_What you will do_
Report the total number of lines that include the string "JSON", without any other text.

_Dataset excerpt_
>>>
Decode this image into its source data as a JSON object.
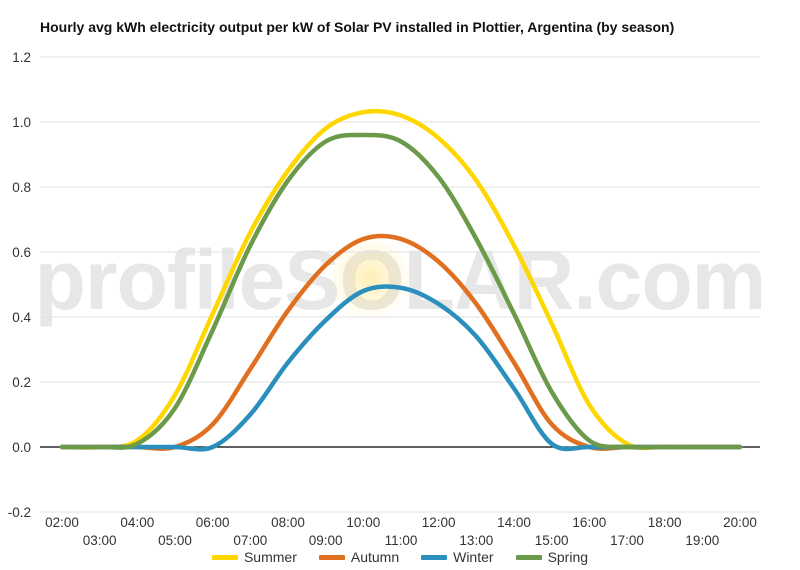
{
  "chart_data": {
    "type": "line",
    "title": "Hourly avg kWh electricity output per kW of Solar PV installed in Plottier, Argentina (by season)",
    "xlabel": "",
    "ylabel": "",
    "x": [
      "02:00",
      "03:00",
      "04:00",
      "05:00",
      "06:00",
      "07:00",
      "08:00",
      "09:00",
      "10:00",
      "11:00",
      "12:00",
      "13:00",
      "14:00",
      "15:00",
      "16:00",
      "17:00",
      "18:00",
      "19:00",
      "20:00"
    ],
    "ylim": [
      -0.2,
      1.2
    ],
    "yticks": [
      "-0.2",
      "0.0",
      "0.2",
      "0.4",
      "0.6",
      "0.8",
      "1.0",
      "1.2"
    ],
    "grid": true,
    "legend_position": "bottom",
    "series": [
      {
        "name": "Summer",
        "color": "#ffd700",
        "values": [
          0.0,
          0.0,
          0.02,
          0.16,
          0.41,
          0.66,
          0.85,
          0.98,
          1.03,
          1.02,
          0.95,
          0.82,
          0.62,
          0.38,
          0.13,
          0.01,
          0.0,
          0.0,
          0.0
        ]
      },
      {
        "name": "Autumn",
        "color": "#e07020",
        "values": [
          0.0,
          0.0,
          0.0,
          0.0,
          0.07,
          0.24,
          0.42,
          0.56,
          0.64,
          0.64,
          0.57,
          0.44,
          0.26,
          0.07,
          0.0,
          0.0,
          0.0,
          0.0,
          0.0
        ]
      },
      {
        "name": "Winter",
        "color": "#2a8fbd",
        "values": [
          0.0,
          0.0,
          0.0,
          0.0,
          0.0,
          0.1,
          0.26,
          0.39,
          0.48,
          0.49,
          0.44,
          0.34,
          0.18,
          0.01,
          0.0,
          0.0,
          0.0,
          0.0,
          0.0
        ]
      },
      {
        "name": "Spring",
        "color": "#6b9a4b",
        "values": [
          0.0,
          0.0,
          0.01,
          0.12,
          0.36,
          0.62,
          0.82,
          0.94,
          0.96,
          0.94,
          0.83,
          0.64,
          0.41,
          0.17,
          0.02,
          0.0,
          0.0,
          0.0,
          0.0
        ]
      }
    ]
  },
  "watermark": "profileSOLAR.com",
  "colors": {
    "zero_line": "#000000",
    "grid": "#e0e0e0"
  }
}
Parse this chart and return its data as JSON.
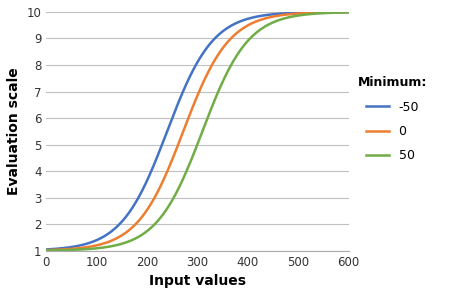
{
  "title": "",
  "xlabel": "Input values",
  "ylabel": "Evaluation scale",
  "xlim": [
    0,
    600
  ],
  "ylim": [
    1,
    10
  ],
  "xticks": [
    0,
    100,
    200,
    300,
    400,
    500,
    600
  ],
  "yticks": [
    1,
    2,
    3,
    4,
    5,
    6,
    7,
    8,
    9,
    10
  ],
  "legend_title": "Minimum:",
  "series": [
    {
      "label": "-50",
      "color": "#4472C4",
      "minimum": -50,
      "x_mid": 240
    },
    {
      "label": "0",
      "color": "#ED7D31",
      "minimum": 0,
      "x_mid": 272
    },
    {
      "label": "50",
      "color": "#70AD47",
      "minimum": 50,
      "x_mid": 310
    }
  ],
  "max_val": 10,
  "min_val": 1,
  "k": 0.022,
  "background_color": "#ffffff",
  "grid_color": "#c0c0c0"
}
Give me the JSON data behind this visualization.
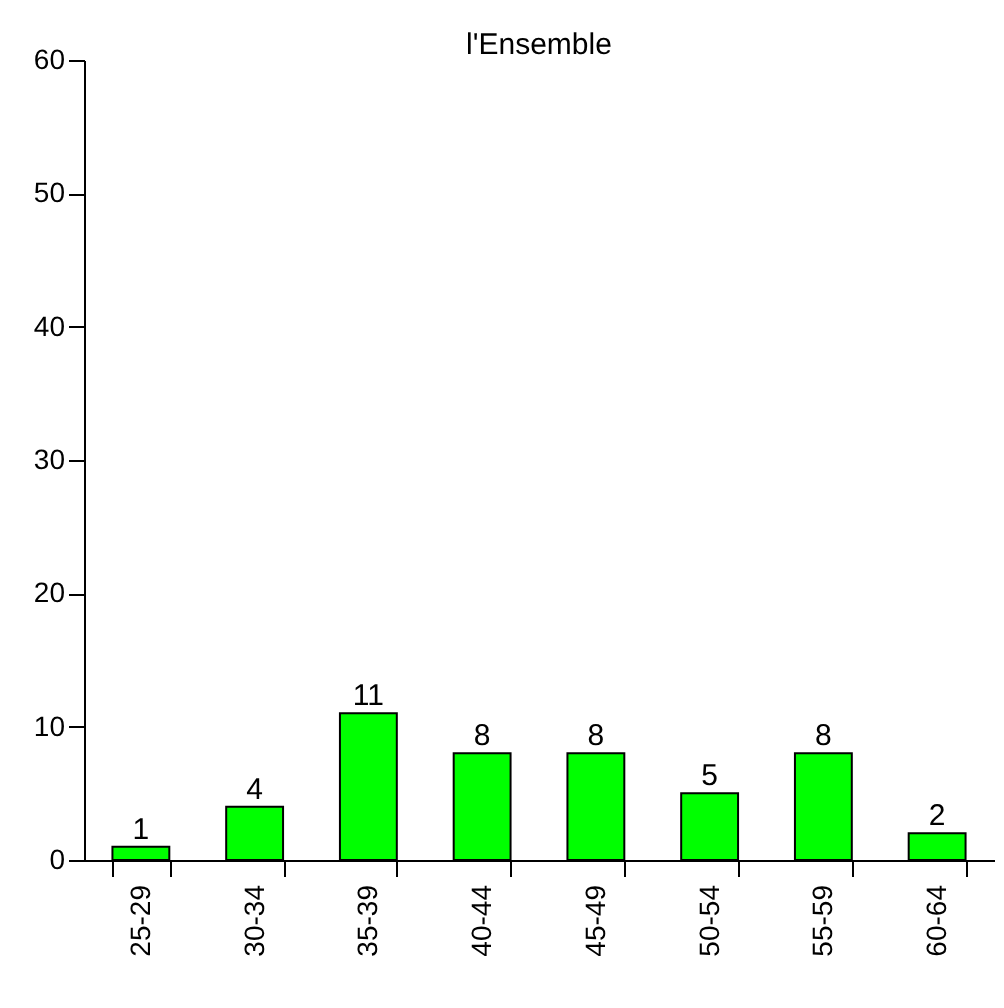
{
  "chart_data": {
    "type": "bar",
    "title": "l'Ensemble",
    "categories": [
      "25-29",
      "30-34",
      "35-39",
      "40-44",
      "45-49",
      "50-54",
      "55-59",
      "60-64"
    ],
    "values": [
      1,
      4,
      11,
      8,
      8,
      5,
      8,
      2
    ],
    "color": "#00ff00",
    "ylim": [
      0,
      60
    ],
    "yticks": [
      0,
      10,
      20,
      30,
      40,
      50,
      60
    ],
    "grid": false,
    "data_labels": true
  }
}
<<<
_Task result_
3